Task objective
Repeat the listing in full. Nothing may be added or left out.
(begin)
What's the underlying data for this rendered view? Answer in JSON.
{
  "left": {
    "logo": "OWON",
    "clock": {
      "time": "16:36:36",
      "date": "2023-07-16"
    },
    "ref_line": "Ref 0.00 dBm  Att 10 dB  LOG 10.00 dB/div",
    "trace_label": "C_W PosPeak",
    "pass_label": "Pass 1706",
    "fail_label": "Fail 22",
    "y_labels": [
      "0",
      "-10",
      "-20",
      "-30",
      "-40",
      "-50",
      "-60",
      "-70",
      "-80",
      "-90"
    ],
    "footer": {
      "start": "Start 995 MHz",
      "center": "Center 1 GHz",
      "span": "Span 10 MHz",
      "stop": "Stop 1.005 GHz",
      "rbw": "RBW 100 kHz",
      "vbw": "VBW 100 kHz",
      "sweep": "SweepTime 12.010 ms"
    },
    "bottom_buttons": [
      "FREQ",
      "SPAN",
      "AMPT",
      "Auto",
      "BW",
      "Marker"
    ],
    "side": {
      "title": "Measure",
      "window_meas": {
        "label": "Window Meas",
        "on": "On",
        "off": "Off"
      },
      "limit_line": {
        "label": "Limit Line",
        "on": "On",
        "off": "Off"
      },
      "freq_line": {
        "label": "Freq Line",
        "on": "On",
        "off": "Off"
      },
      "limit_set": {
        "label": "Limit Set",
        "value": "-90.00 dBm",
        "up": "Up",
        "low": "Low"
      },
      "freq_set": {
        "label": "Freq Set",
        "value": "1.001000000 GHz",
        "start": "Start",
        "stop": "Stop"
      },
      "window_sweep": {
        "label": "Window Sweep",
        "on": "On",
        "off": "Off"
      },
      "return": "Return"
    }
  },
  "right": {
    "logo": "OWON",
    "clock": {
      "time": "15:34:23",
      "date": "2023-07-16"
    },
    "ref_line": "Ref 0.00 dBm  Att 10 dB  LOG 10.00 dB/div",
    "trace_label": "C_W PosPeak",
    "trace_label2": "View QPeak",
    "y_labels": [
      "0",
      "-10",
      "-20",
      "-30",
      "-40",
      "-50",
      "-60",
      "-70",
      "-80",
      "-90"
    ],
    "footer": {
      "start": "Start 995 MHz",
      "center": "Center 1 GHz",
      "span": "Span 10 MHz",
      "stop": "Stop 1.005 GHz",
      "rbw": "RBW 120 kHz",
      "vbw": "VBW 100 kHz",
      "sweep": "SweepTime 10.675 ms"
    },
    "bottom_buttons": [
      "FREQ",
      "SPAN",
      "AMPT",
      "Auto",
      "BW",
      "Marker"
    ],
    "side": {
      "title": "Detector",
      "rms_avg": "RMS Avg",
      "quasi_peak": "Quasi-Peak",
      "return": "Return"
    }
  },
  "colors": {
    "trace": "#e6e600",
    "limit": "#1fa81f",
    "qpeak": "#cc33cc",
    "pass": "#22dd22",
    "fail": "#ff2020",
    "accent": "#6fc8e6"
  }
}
(end)
Full answer
What's the underlying data for this rendered view? Answer in JSON.
{
  "left": {
    "logo": "OWON",
    "clock": {
      "time": "16:36:36",
      "date": "2023-07-16"
    },
    "ref_line": "Ref 0.00 dBm  Att 10 dB  LOG 10.00 dB/div",
    "trace_label": "C_W PosPeak",
    "pass_label": "Pass 1706",
    "fail_label": "Fail 22",
    "y_labels": [
      "0",
      "-10",
      "-20",
      "-30",
      "-40",
      "-50",
      "-60",
      "-70",
      "-80",
      "-90"
    ],
    "footer": {
      "start": "Start 995 MHz",
      "center": "Center 1 GHz",
      "span": "Span 10 MHz",
      "stop": "Stop 1.005 GHz",
      "rbw": "RBW 100 kHz",
      "vbw": "VBW 100 kHz",
      "sweep": "SweepTime 12.010 ms"
    },
    "bottom_buttons": [
      "FREQ",
      "SPAN",
      "AMPT",
      "Auto",
      "BW",
      "Marker"
    ],
    "side": {
      "title": "Measure",
      "window_meas": {
        "label": "Window Meas",
        "on": "On",
        "off": "Off"
      },
      "limit_line": {
        "label": "Limit Line",
        "on": "On",
        "off": "Off"
      },
      "freq_line": {
        "label": "Freq Line",
        "on": "On",
        "off": "Off"
      },
      "limit_set": {
        "label": "Limit Set",
        "value": "-90.00 dBm",
        "up": "Up",
        "low": "Low"
      },
      "freq_set": {
        "label": "Freq Set",
        "value": "1.001000000 GHz",
        "start": "Start",
        "stop": "Stop"
      },
      "window_sweep": {
        "label": "Window Sweep",
        "on": "On",
        "off": "Off"
      },
      "return": "Return"
    }
  },
  "right": {
    "logo": "OWON",
    "clock": {
      "time": "15:34:23",
      "date": "2023-07-16"
    },
    "ref_line": "Ref 0.00 dBm  Att 10 dB  LOG 10.00 dB/div",
    "trace_label": "C_W PosPeak",
    "trace_label2": "View QPeak",
    "y_labels": [
      "0",
      "-10",
      "-20",
      "-30",
      "-40",
      "-50",
      "-60",
      "-70",
      "-80",
      "-90"
    ],
    "footer": {
      "start": "Start 995 MHz",
      "center": "Center 1 GHz",
      "span": "Span 10 MHz",
      "stop": "Stop 1.005 GHz",
      "rbw": "RBW 120 kHz",
      "vbw": "VBW 100 kHz",
      "sweep": "SweepTime 10.675 ms"
    },
    "bottom_buttons": [
      "FREQ",
      "SPAN",
      "AMPT",
      "Auto",
      "BW",
      "Marker"
    ],
    "side": {
      "title": "Detector",
      "rms_avg": "RMS Avg",
      "quasi_peak": "Quasi-Peak",
      "return": "Return"
    }
  },
  "colors": {
    "trace": "#e6e600",
    "limit": "#1fa81f",
    "qpeak": "#cc33cc",
    "pass": "#22dd22",
    "fail": "#ff2020",
    "accent": "#6fc8e6"
  }
}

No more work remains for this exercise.